Work to complete: Repeat the material exactly as it appears.

Recorded information:

- - -

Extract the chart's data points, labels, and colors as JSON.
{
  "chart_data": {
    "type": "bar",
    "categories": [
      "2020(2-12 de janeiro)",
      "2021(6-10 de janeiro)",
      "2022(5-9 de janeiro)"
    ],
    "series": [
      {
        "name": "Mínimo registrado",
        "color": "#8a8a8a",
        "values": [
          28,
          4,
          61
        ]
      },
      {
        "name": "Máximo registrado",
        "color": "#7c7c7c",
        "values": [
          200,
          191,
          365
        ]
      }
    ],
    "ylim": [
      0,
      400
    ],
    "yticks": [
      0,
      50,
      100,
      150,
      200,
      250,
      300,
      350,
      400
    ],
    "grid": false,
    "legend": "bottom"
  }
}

- - -

Exercise response:
Extract the chart's data points, labels, and colors as JSON.
{
  "chart_data": {
    "type": "bar",
    "categories": [
      "2020(2-12 de janeiro)",
      "2021(6-10 de janeiro)",
      "2022(5-9 de janeiro)"
    ],
    "series": [
      {
        "name": "Mínimo registrado",
        "color": "#8a8a8a",
        "values": [
          28,
          4,
          61
        ]
      },
      {
        "name": "Máximo registrado",
        "color": "#7c7c7c",
        "values": [
          200,
          191,
          365
        ]
      }
    ],
    "ylim": [
      0,
      400
    ],
    "yticks": [
      0,
      50,
      100,
      150,
      200,
      250,
      300,
      350,
      400
    ],
    "grid": false,
    "legend": "bottom"
  }
}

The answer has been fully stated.